* Records for processing:
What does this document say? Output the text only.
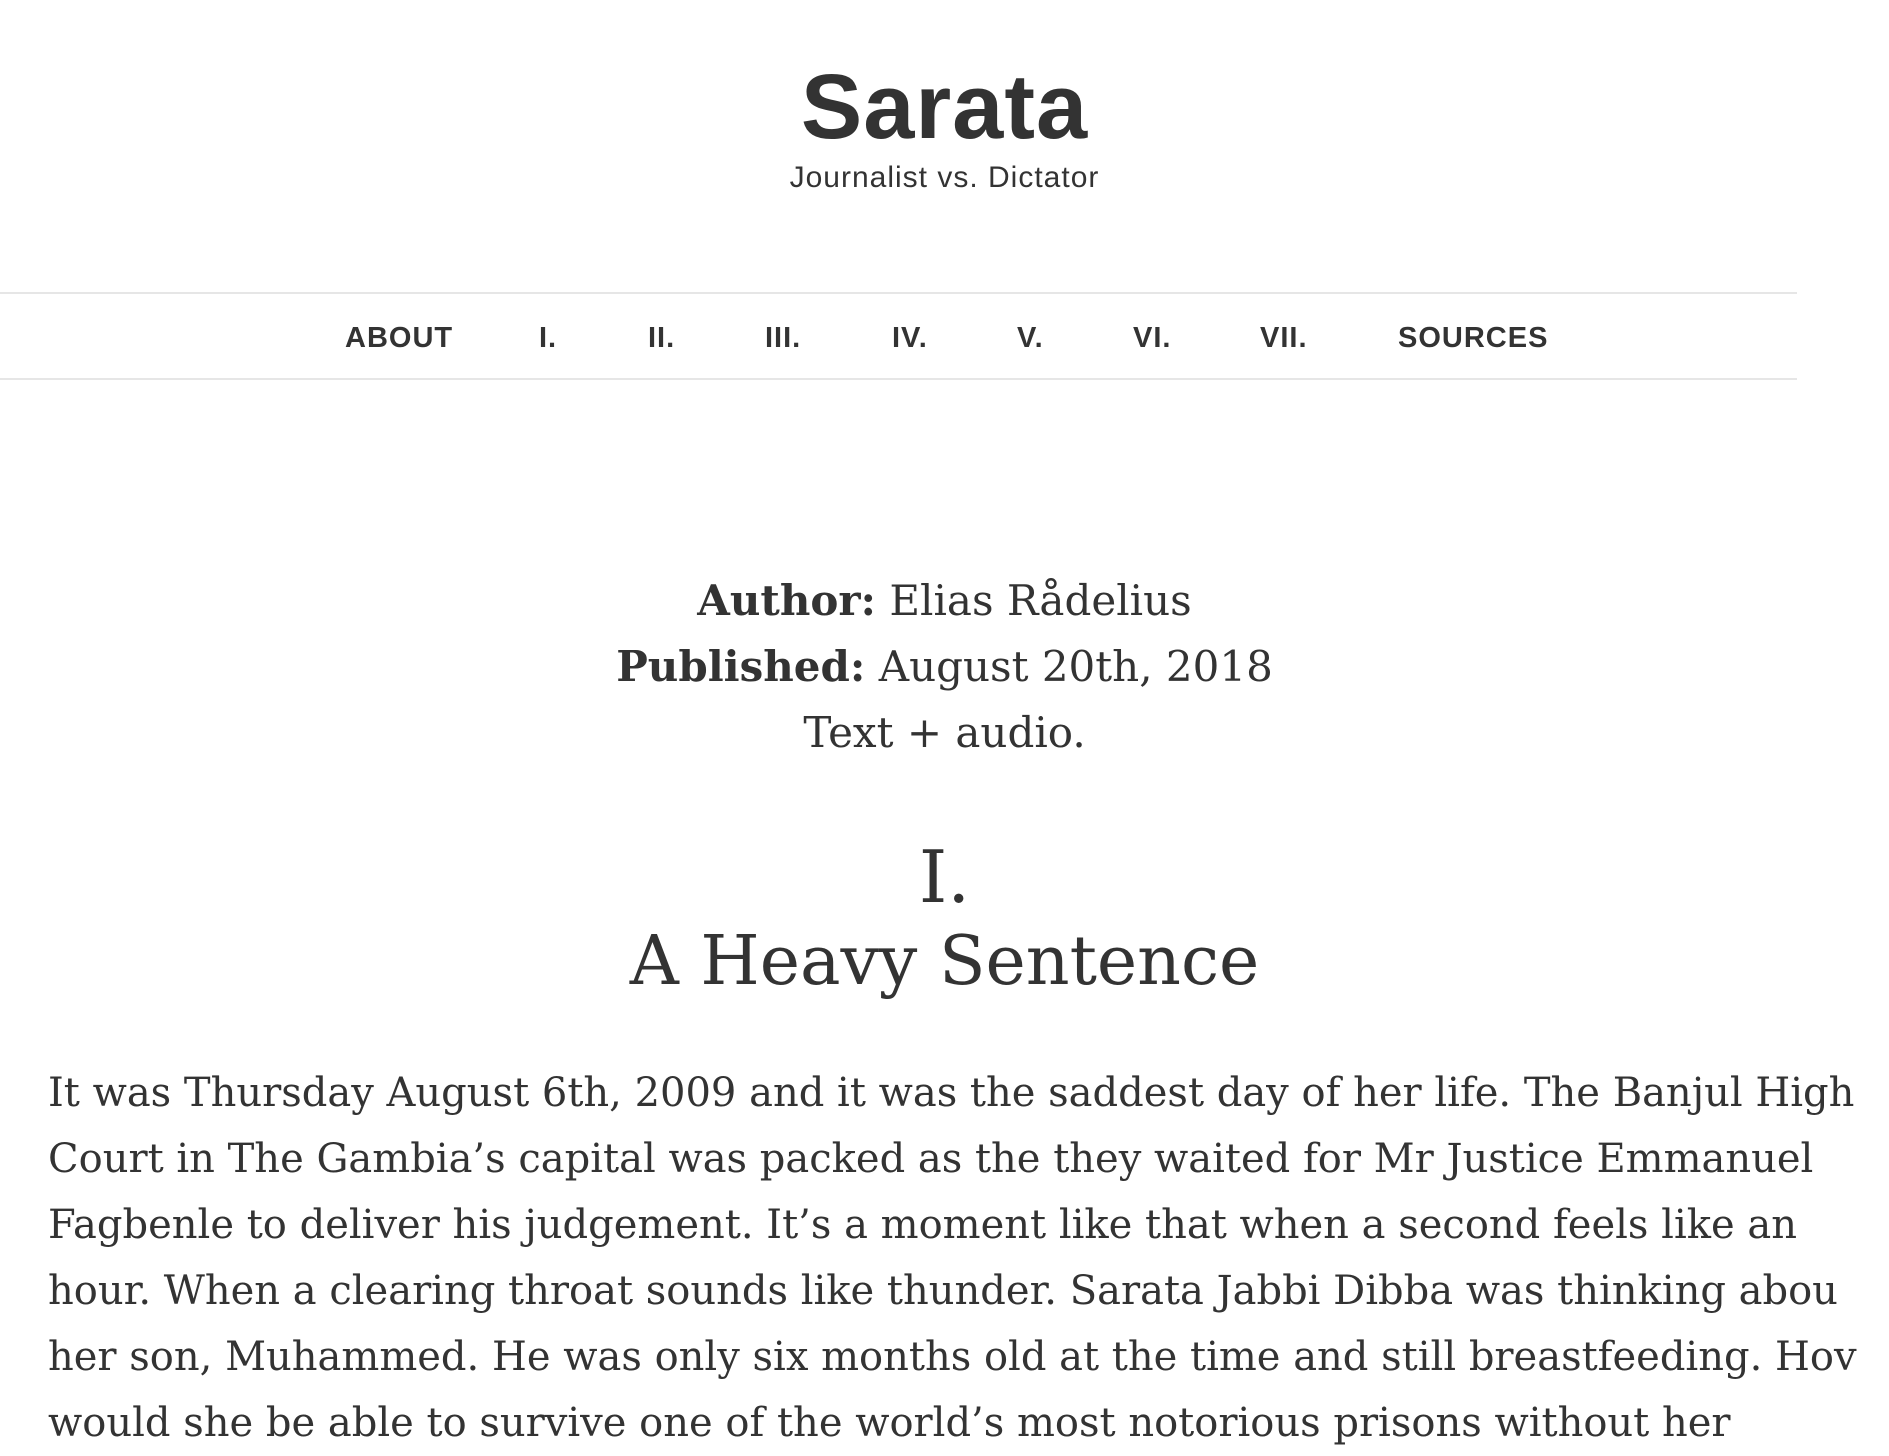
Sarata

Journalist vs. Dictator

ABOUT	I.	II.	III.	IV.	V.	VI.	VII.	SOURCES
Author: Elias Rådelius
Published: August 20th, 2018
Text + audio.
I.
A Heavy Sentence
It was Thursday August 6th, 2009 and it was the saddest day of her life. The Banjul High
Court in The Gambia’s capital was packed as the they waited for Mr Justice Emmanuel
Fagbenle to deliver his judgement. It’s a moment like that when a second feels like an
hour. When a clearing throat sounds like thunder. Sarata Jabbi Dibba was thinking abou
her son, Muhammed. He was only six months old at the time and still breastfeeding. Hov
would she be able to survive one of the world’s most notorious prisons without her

* Required work:
Using the listing above, state the number of lines that hold "like", with no other text.

* In response:
2